What you have to do: Pull each line containing "values" out of the data and copy it.

Records from a collection of figures:
_ _ _ _ _ _ _

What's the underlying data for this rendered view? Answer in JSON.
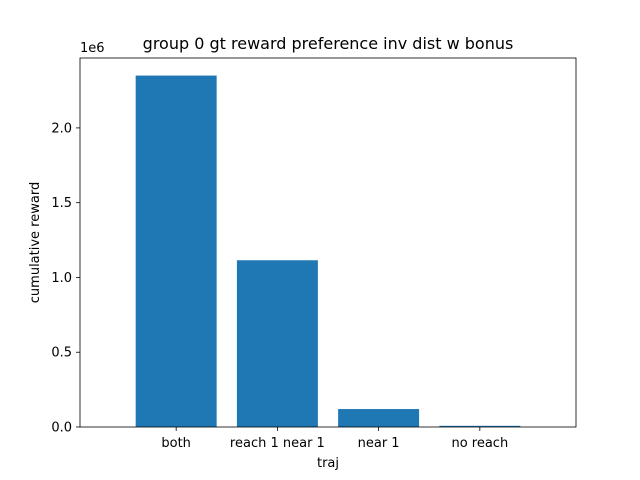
{
  "chart_data": {
    "type": "bar",
    "title": "group 0 gt reward preference inv dist w bonus",
    "xlabel": "traj",
    "ylabel": "cumulative reward",
    "y_multiplier_label": "1e6",
    "categories": [
      "both",
      "reach 1 near 1",
      "near 1",
      "no reach"
    ],
    "values": [
      2350000,
      1115000,
      120000,
      8000
    ],
    "ylim": [
      0,
      2467500
    ],
    "y_ticks": [
      0,
      500000,
      1000000,
      1500000,
      2000000
    ],
    "y_tick_labels": [
      "0.0",
      "0.5",
      "1.0",
      "1.5",
      "2.0"
    ],
    "grid": false,
    "bar_color": "#1f77b4"
  }
}
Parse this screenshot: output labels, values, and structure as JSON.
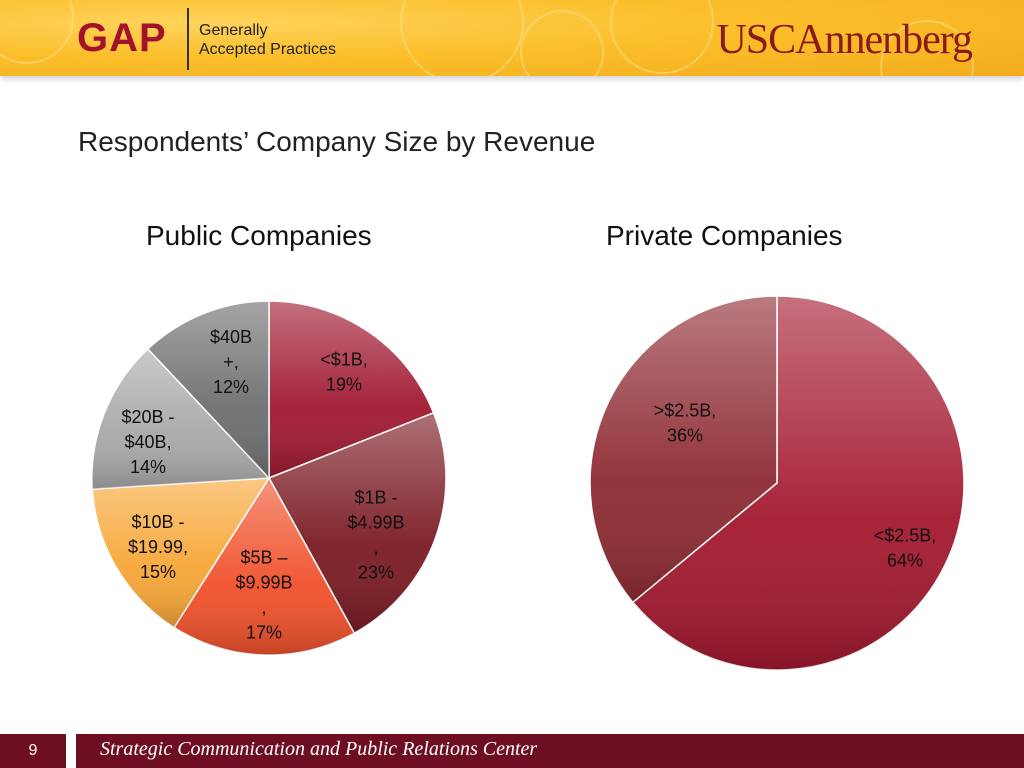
{
  "header": {
    "gap_logo": "GAP",
    "gap_line1": "Generally",
    "gap_line2": "Accepted Practices",
    "usc_logo": "USCAnnenberg"
  },
  "slide_title": "Respondents’ Company Size by Revenue",
  "chart_data": [
    {
      "type": "pie",
      "title": "Public Companies",
      "slices": [
        {
          "label_lines": [
            "<$1B,",
            "19%"
          ],
          "value": 19,
          "color": "#a01830"
        },
        {
          "label_lines": [
            "$1B -",
            "$4.99B",
            ",",
            "23%"
          ],
          "value": 23,
          "color": "#7a1a22"
        },
        {
          "label_lines": [
            "$5B –",
            "$9.99B",
            ",",
            "17%"
          ],
          "value": 17,
          "color": "#f0502a"
        },
        {
          "label_lines": [
            "$10B -",
            "$19.99,",
            "15%"
          ],
          "value": 15,
          "color": "#f7a636"
        },
        {
          "label_lines": [
            "$20B -",
            "$40B,",
            "14%"
          ],
          "value": 14,
          "color": "#a8a8a8"
        },
        {
          "label_lines": [
            "$40B",
            "+,",
            "12%"
          ],
          "value": 12,
          "color": "#6e6e6e"
        }
      ]
    },
    {
      "type": "pie",
      "title": "Private Companies",
      "slices": [
        {
          "label_lines": [
            "<$2.5B,",
            "64%"
          ],
          "value": 64,
          "color": "#a3182e"
        },
        {
          "label_lines": [
            ">$2.5B,",
            "36%"
          ],
          "value": 36,
          "color": "#8e2a32"
        }
      ]
    }
  ],
  "footer": {
    "page_number": "9",
    "text": "Strategic Communication and Public Relations Center"
  }
}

_ _ _ _ _ _ _

Output of the task:
    "values": [
Parse this screenshot: output labels, values, and structure as JSON.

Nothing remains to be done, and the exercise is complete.